Exercise requirements
Write out the full set of records exactly. Any pictures in them do not belong in the copy.

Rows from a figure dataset
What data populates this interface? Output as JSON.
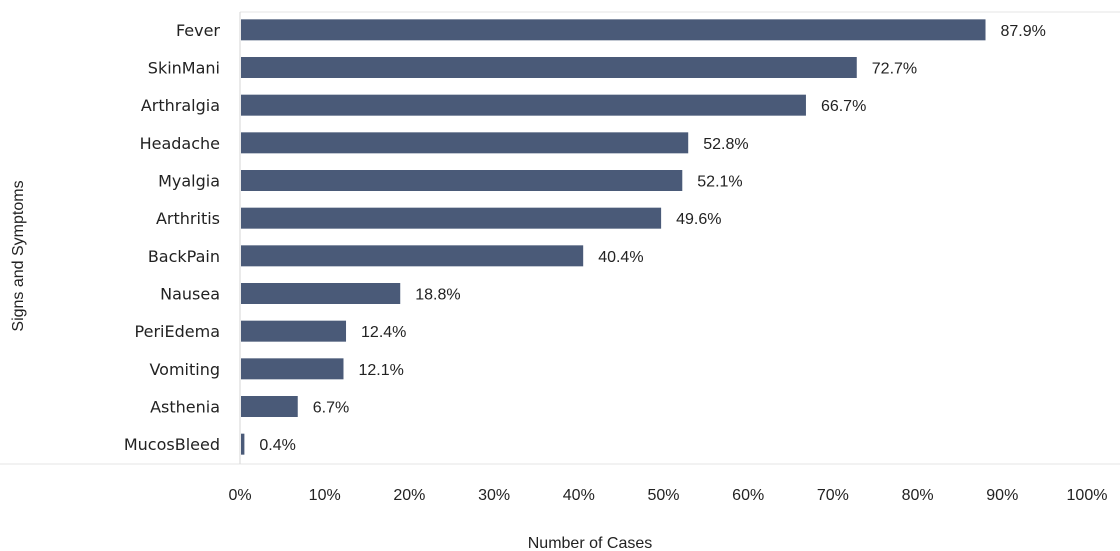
{
  "chart_data": {
    "type": "bar",
    "orientation": "horizontal",
    "title": "",
    "xlabel": "Number of Cases",
    "ylabel": "Signs and Symptoms",
    "xlim": [
      0,
      100
    ],
    "x_ticks": [
      "0%",
      "10%",
      "20%",
      "30%",
      "40%",
      "50%",
      "60%",
      "70%",
      "80%",
      "90%",
      "100%"
    ],
    "categories": [
      "Fever",
      "SkinMani",
      "Arthralgia",
      "Headache",
      "Myalgia",
      "Arthritis",
      "BackPain",
      "Nausea",
      "PeriEdema",
      "Vomiting",
      "Asthenia",
      "MucosBleed"
    ],
    "values": [
      87.9,
      72.7,
      66.7,
      52.8,
      52.1,
      49.6,
      40.4,
      18.8,
      12.4,
      12.1,
      6.7,
      0.4
    ],
    "value_labels": [
      "87.9%",
      "72.7%",
      "66.7%",
      "52.8%",
      "52.1%",
      "49.6%",
      "40.4%",
      "18.8%",
      "12.4%",
      "12.1%",
      "6.7%",
      "0.4%"
    ],
    "bar_color": "#4a5a78",
    "grid": false,
    "legend": "none"
  }
}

Exercise response
What data populates this interface? Output as JSON.
{
  "chart_data": {
    "type": "bar",
    "orientation": "horizontal",
    "title": "",
    "xlabel": "Number of Cases",
    "ylabel": "Signs and Symptoms",
    "xlim": [
      0,
      100
    ],
    "x_ticks": [
      "0%",
      "10%",
      "20%",
      "30%",
      "40%",
      "50%",
      "60%",
      "70%",
      "80%",
      "90%",
      "100%"
    ],
    "categories": [
      "Fever",
      "SkinMani",
      "Arthralgia",
      "Headache",
      "Myalgia",
      "Arthritis",
      "BackPain",
      "Nausea",
      "PeriEdema",
      "Vomiting",
      "Asthenia",
      "MucosBleed"
    ],
    "values": [
      87.9,
      72.7,
      66.7,
      52.8,
      52.1,
      49.6,
      40.4,
      18.8,
      12.4,
      12.1,
      6.7,
      0.4
    ],
    "value_labels": [
      "87.9%",
      "72.7%",
      "66.7%",
      "52.8%",
      "52.1%",
      "49.6%",
      "40.4%",
      "18.8%",
      "12.4%",
      "12.1%",
      "6.7%",
      "0.4%"
    ],
    "bar_color": "#4a5a78",
    "grid": false,
    "legend": "none"
  }
}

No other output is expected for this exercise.